Data to process —

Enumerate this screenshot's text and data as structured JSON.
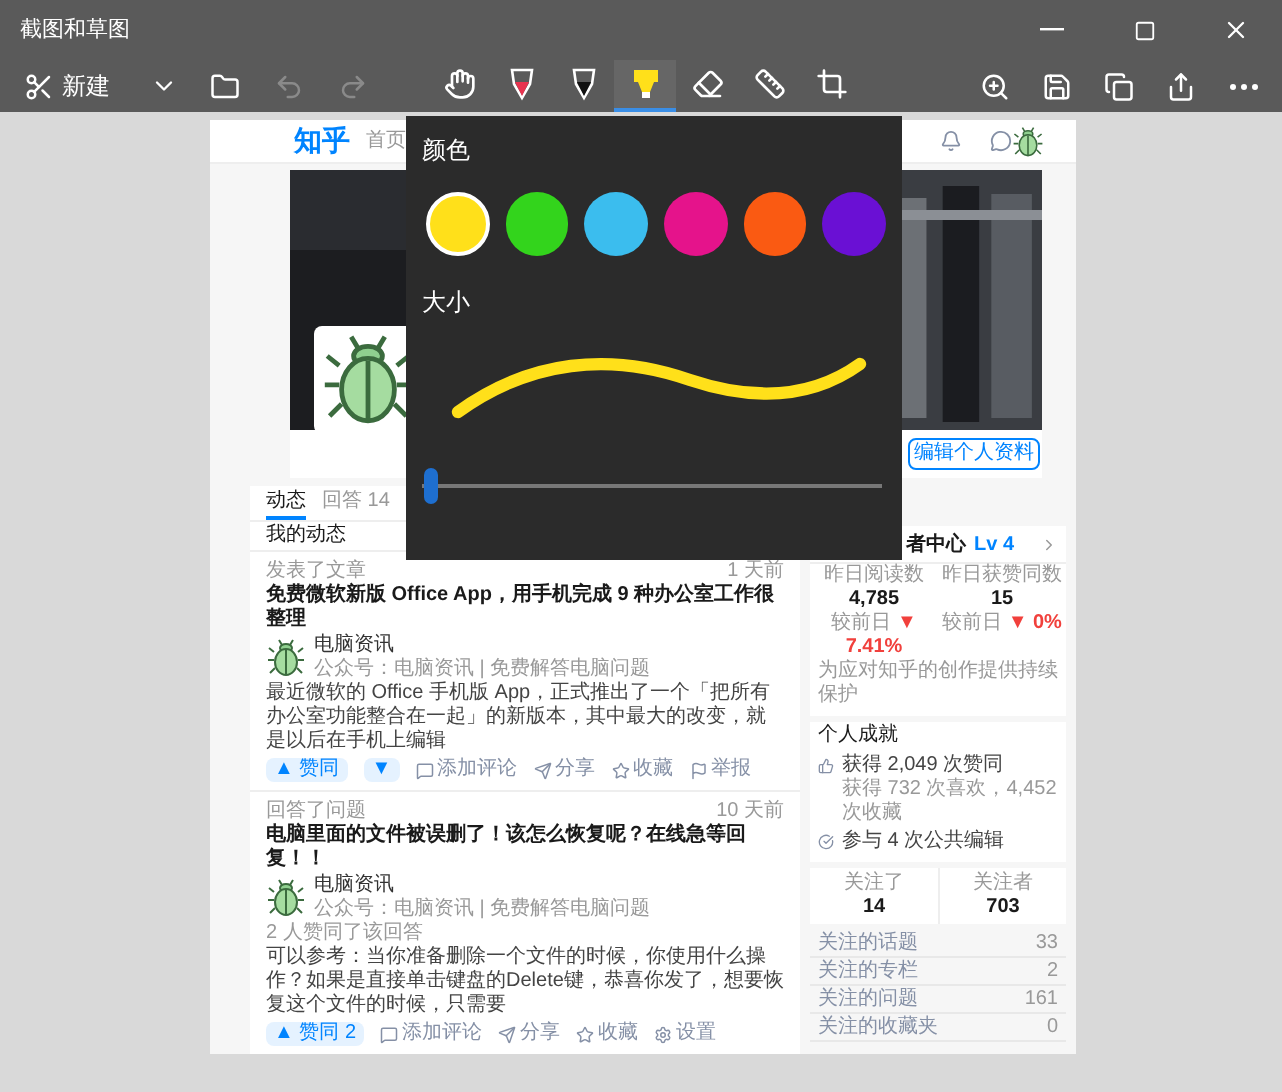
{
  "window": {
    "title": "截图和草图"
  },
  "toolbar": {
    "new_label": "新建",
    "history": [
      {
        "kind": "undo",
        "disabled": true
      },
      {
        "kind": "redo",
        "disabled": true
      }
    ],
    "tools": [
      {
        "kind": "touch",
        "selected": false
      },
      {
        "kind": "pen",
        "selected": false
      },
      {
        "kind": "pencil",
        "selected": false
      },
      {
        "kind": "highlighter",
        "selected": true
      },
      {
        "kind": "eraser",
        "selected": false
      },
      {
        "kind": "ruler",
        "selected": false
      },
      {
        "kind": "crop",
        "selected": false
      }
    ]
  },
  "flyout": {
    "color_label": "颜色",
    "colors": [
      {
        "color": "#ffe01a",
        "selected": true
      },
      {
        "color": "#33d41c",
        "selected": false
      },
      {
        "color": "#3bbdee",
        "selected": false
      },
      {
        "color": "#e5138b",
        "selected": false
      },
      {
        "color": "#fa5a12",
        "selected": false
      },
      {
        "color": "#6a10d4",
        "selected": false
      }
    ],
    "size_label": "大小",
    "size": {
      "level": 0.01
    }
  },
  "page": {
    "logo": "知乎",
    "nav": [
      "首页"
    ],
    "edit_profile": "编辑个人资料",
    "tabs": [
      {
        "label": "动态",
        "selected": true
      },
      {
        "label": "回答 14",
        "selected": false
      }
    ],
    "feed_title": "我的动态",
    "feed": [
      {
        "action": "发表了文章",
        "time": "1 天前",
        "title": "免费微软新版 Office App，用手机完成 9 种办公室工作很整理",
        "author": "电脑资讯",
        "author_info": "公众号：电脑资讯 | 免费解答电脑问题",
        "body": "最近微软的 Office 手机版 App，正式推出了一个「把所有办公室功能整合在一起」的新版本，其中最大的改变，就是以后在手机上编辑",
        "vote": "▲ 赞同",
        "down": "▼",
        "actions": [
          {
            "kind": "comment",
            "label": "添加评论"
          },
          {
            "kind": "share",
            "label": "分享"
          },
          {
            "kind": "favorite",
            "label": "收藏"
          },
          {
            "kind": "report",
            "label": "举报"
          }
        ]
      },
      {
        "action": "回答了问题",
        "time": "10 天前",
        "title": "电脑里面的文件被误删了！该怎么恢复呢？在线急等回复！！",
        "author": "电脑资讯",
        "author_info": "公众号：电脑资讯 | 免费解答电脑问题",
        "votes_note": "2 人赞同了该回答",
        "body": "可以参考：当你准备删除一个文件的时候，你使用什么操作？如果是直接单击键盘的Delete键，恭喜你发了，想要恢复这个文件的时候，只需要",
        "vote": "▲ 赞同 2",
        "actions": [
          {
            "kind": "comment",
            "label": "添加评论"
          },
          {
            "kind": "share",
            "label": "分享"
          },
          {
            "kind": "favorite",
            "label": "收藏"
          },
          {
            "kind": "settings",
            "label": "设置"
          }
        ]
      }
    ],
    "creator": {
      "title": "者中心",
      "level": "Lv 4"
    },
    "stats": [
      {
        "label": "昨日阅读数",
        "value": "4,785",
        "change_label": "较前日",
        "change": "▼ 7.41%"
      },
      {
        "label": "昨日获赞同数",
        "value": "15",
        "change_label": "较前日",
        "change": "▼ 0%"
      }
    ],
    "notice": "为应对知乎的创作提供持续保护",
    "achievements": {
      "title": "个人成就",
      "items": [
        {
          "kind": "likes",
          "text": "获得 2,049 次赞同",
          "detail": "获得 732 次喜欢，4,452 次收藏"
        },
        {
          "kind": "edits",
          "text": "参与 4 次公共编辑"
        }
      ]
    },
    "follows": [
      {
        "label": "关注了",
        "value": "14"
      },
      {
        "label": "关注者",
        "value": "703"
      }
    ],
    "lists": [
      {
        "label": "关注的话题",
        "count": "33"
      },
      {
        "label": "关注的专栏",
        "count": "2"
      },
      {
        "label": "关注的问题",
        "count": "161"
      },
      {
        "label": "关注的收藏夹",
        "count": "0"
      }
    ]
  }
}
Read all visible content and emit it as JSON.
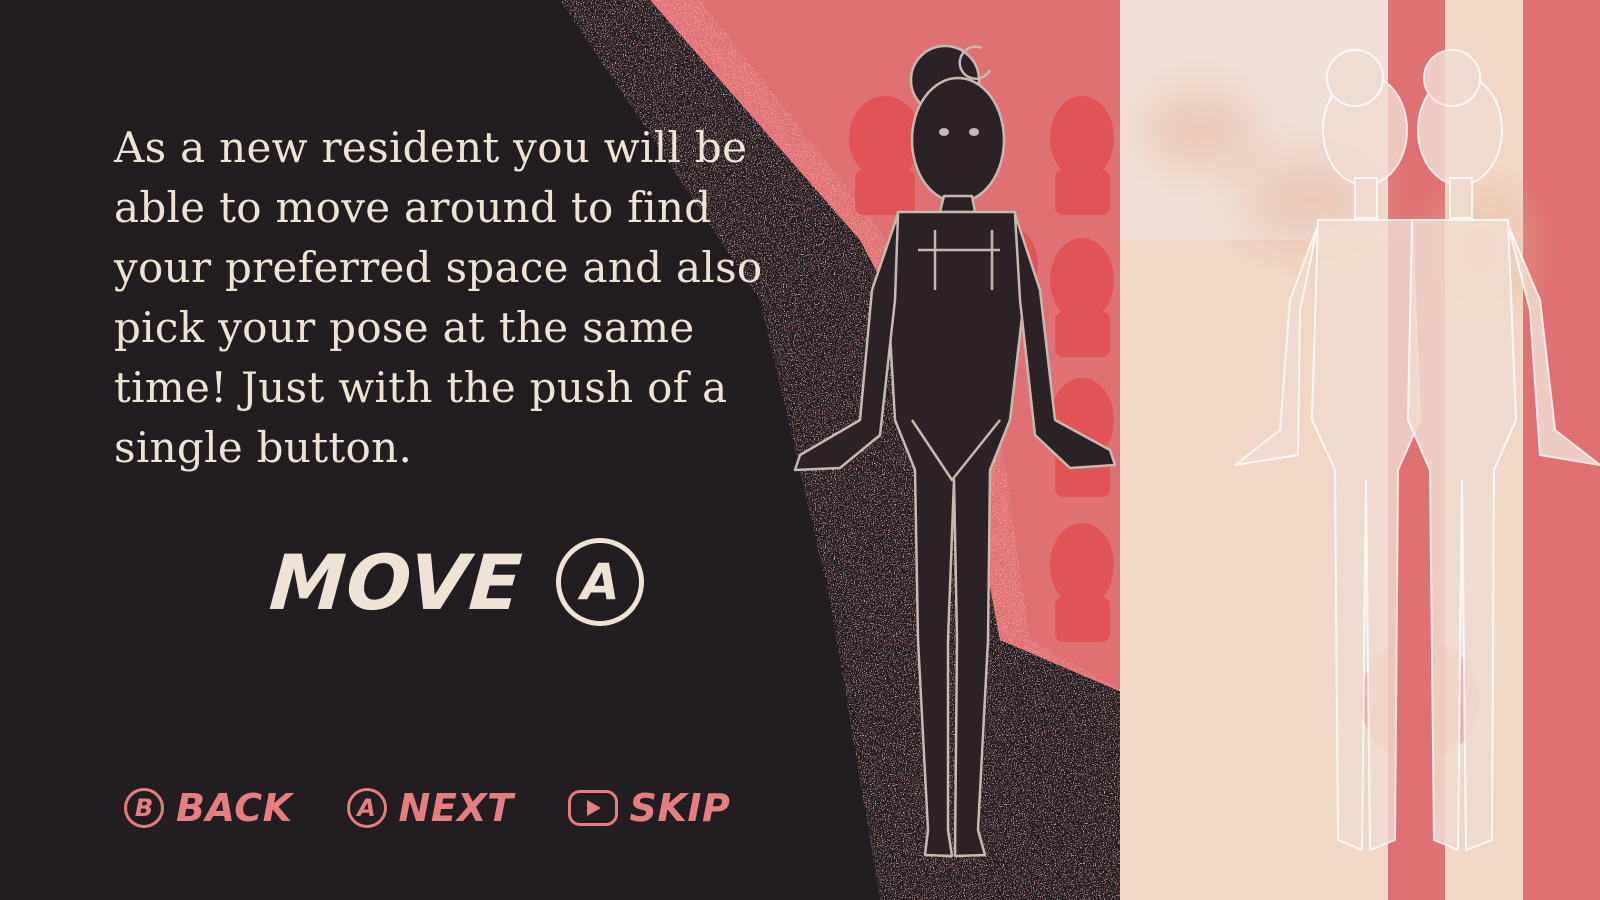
{
  "tutorial": {
    "body_text": "As a new resident you will be able to move around to find your preferred space and also pick your pose at the same time! Just with the push of a single button."
  },
  "prompt": {
    "action_label": "MOVE",
    "button_glyph": "A"
  },
  "nav": {
    "back": {
      "glyph": "B",
      "label": "BACK"
    },
    "next": {
      "glyph": "A",
      "label": "NEXT"
    },
    "skip": {
      "label": "SKIP",
      "icon": "play-icon"
    }
  },
  "colors": {
    "background_dark": "#211d20",
    "salmon_pink": "#df7174",
    "cream": "#efe3d6",
    "nav_pink": "#e57e80"
  }
}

Task —
Pictures in the records must not appear in the copy; transcribe everything else precisely.

Output —
Enumerate this screenshot's text and data as structured JSON.
{
  "window": {
    "title": "截图和草图"
  },
  "toolbar": {
    "new_label": "新建",
    "history": [
      {
        "kind": "undo",
        "disabled": true
      },
      {
        "kind": "redo",
        "disabled": true
      }
    ],
    "tools": [
      {
        "kind": "touch",
        "selected": false
      },
      {
        "kind": "pen",
        "selected": false
      },
      {
        "kind": "pencil",
        "selected": false
      },
      {
        "kind": "highlighter",
        "selected": true
      },
      {
        "kind": "eraser",
        "selected": false
      },
      {
        "kind": "ruler",
        "selected": false
      },
      {
        "kind": "crop",
        "selected": false
      }
    ]
  },
  "flyout": {
    "color_label": "颜色",
    "colors": [
      {
        "color": "#ffe01a",
        "selected": true
      },
      {
        "color": "#33d41c",
        "selected": false
      },
      {
        "color": "#3bbdee",
        "selected": false
      },
      {
        "color": "#e5138b",
        "selected": false
      },
      {
        "color": "#fa5a12",
        "selected": false
      },
      {
        "color": "#6a10d4",
        "selected": false
      }
    ],
    "size_label": "大小",
    "size": {
      "level": 0.01
    }
  },
  "page": {
    "logo": "知乎",
    "nav": [
      "首页"
    ],
    "edit_profile": "编辑个人资料",
    "tabs": [
      {
        "label": "动态",
        "selected": true
      },
      {
        "label": "回答 14",
        "selected": false
      }
    ],
    "feed_title": "我的动态",
    "feed": [
      {
        "action": "发表了文章",
        "time": "1 天前",
        "title": "免费微软新版 Office App，用手机完成 9 种办公室工作很整理",
        "author": "电脑资讯",
        "author_info": "公众号：电脑资讯 | 免费解答电脑问题",
        "body": "最近微软的 Office 手机版 App，正式推出了一个「把所有办公室功能整合在一起」的新版本，其中最大的改变，就是以后在手机上编辑",
        "vote": "▲ 赞同",
        "down": "▼",
        "actions": [
          {
            "kind": "comment",
            "label": "添加评论"
          },
          {
            "kind": "share",
            "label": "分享"
          },
          {
            "kind": "favorite",
            "label": "收藏"
          },
          {
            "kind": "report",
            "label": "举报"
          }
        ]
      },
      {
        "action": "回答了问题",
        "time": "10 天前",
        "title": "电脑里面的文件被误删了！该怎么恢复呢？在线急等回复！！",
        "author": "电脑资讯",
        "author_info": "公众号：电脑资讯 | 免费解答电脑问题",
        "votes_note": "2 人赞同了该回答",
        "body": "可以参考：当你准备删除一个文件的时候，你使用什么操作？如果是直接单击键盘的Delete键，恭喜你发了，想要恢复这个文件的时候，只需要",
        "vote": "▲ 赞同 2",
        "actions": [
          {
            "kind": "comment",
            "label": "添加评论"
          },
          {
            "kind": "share",
            "label": "分享"
          },
          {
            "kind": "favorite",
            "label": "收藏"
          },
          {
            "kind": "settings",
            "label": "设置"
          }
        ]
      }
    ],
    "creator": {
      "title": "者中心",
      "level": "Lv 4"
    },
    "stats": [
      {
        "label": "昨日阅读数",
        "value": "4,785",
        "change_label": "较前日",
        "change": "▼ 7.41%"
      },
      {
        "label": "昨日获赞同数",
        "value": "15",
        "change_label": "较前日",
        "change": "▼ 0%"
      }
    ],
    "notice": "为应对知乎的创作提供持续保护",
    "achievements": {
      "title": "个人成就",
      "items": [
        {
          "kind": "likes",
          "text": "获得 2,049 次赞同",
          "detail": "获得 732 次喜欢，4,452 次收藏"
        },
        {
          "kind": "edits",
          "text": "参与 4 次公共编辑"
        }
      ]
    },
    "follows": [
      {
        "label": "关注了",
        "value": "14"
      },
      {
        "label": "关注者",
        "value": "703"
      }
    ],
    "lists": [
      {
        "label": "关注的话题",
        "count": "33"
      },
      {
        "label": "关注的专栏",
        "count": "2"
      },
      {
        "label": "关注的问题",
        "count": "161"
      },
      {
        "label": "关注的收藏夹",
        "count": "0"
      }
    ]
  }
}
Read all visible content and emit it as JSON.
{
  "tutorial": {
    "body_text": "As a new resident you will be able to move around to find your preferred space and also pick your pose at the same time! Just with the push of a single button."
  },
  "prompt": {
    "action_label": "MOVE",
    "button_glyph": "A"
  },
  "nav": {
    "back": {
      "glyph": "B",
      "label": "BACK"
    },
    "next": {
      "glyph": "A",
      "label": "NEXT"
    },
    "skip": {
      "label": "SKIP",
      "icon": "play-icon"
    }
  },
  "colors": {
    "background_dark": "#211d20",
    "salmon_pink": "#df7174",
    "cream": "#efe3d6",
    "nav_pink": "#e57e80"
  }
}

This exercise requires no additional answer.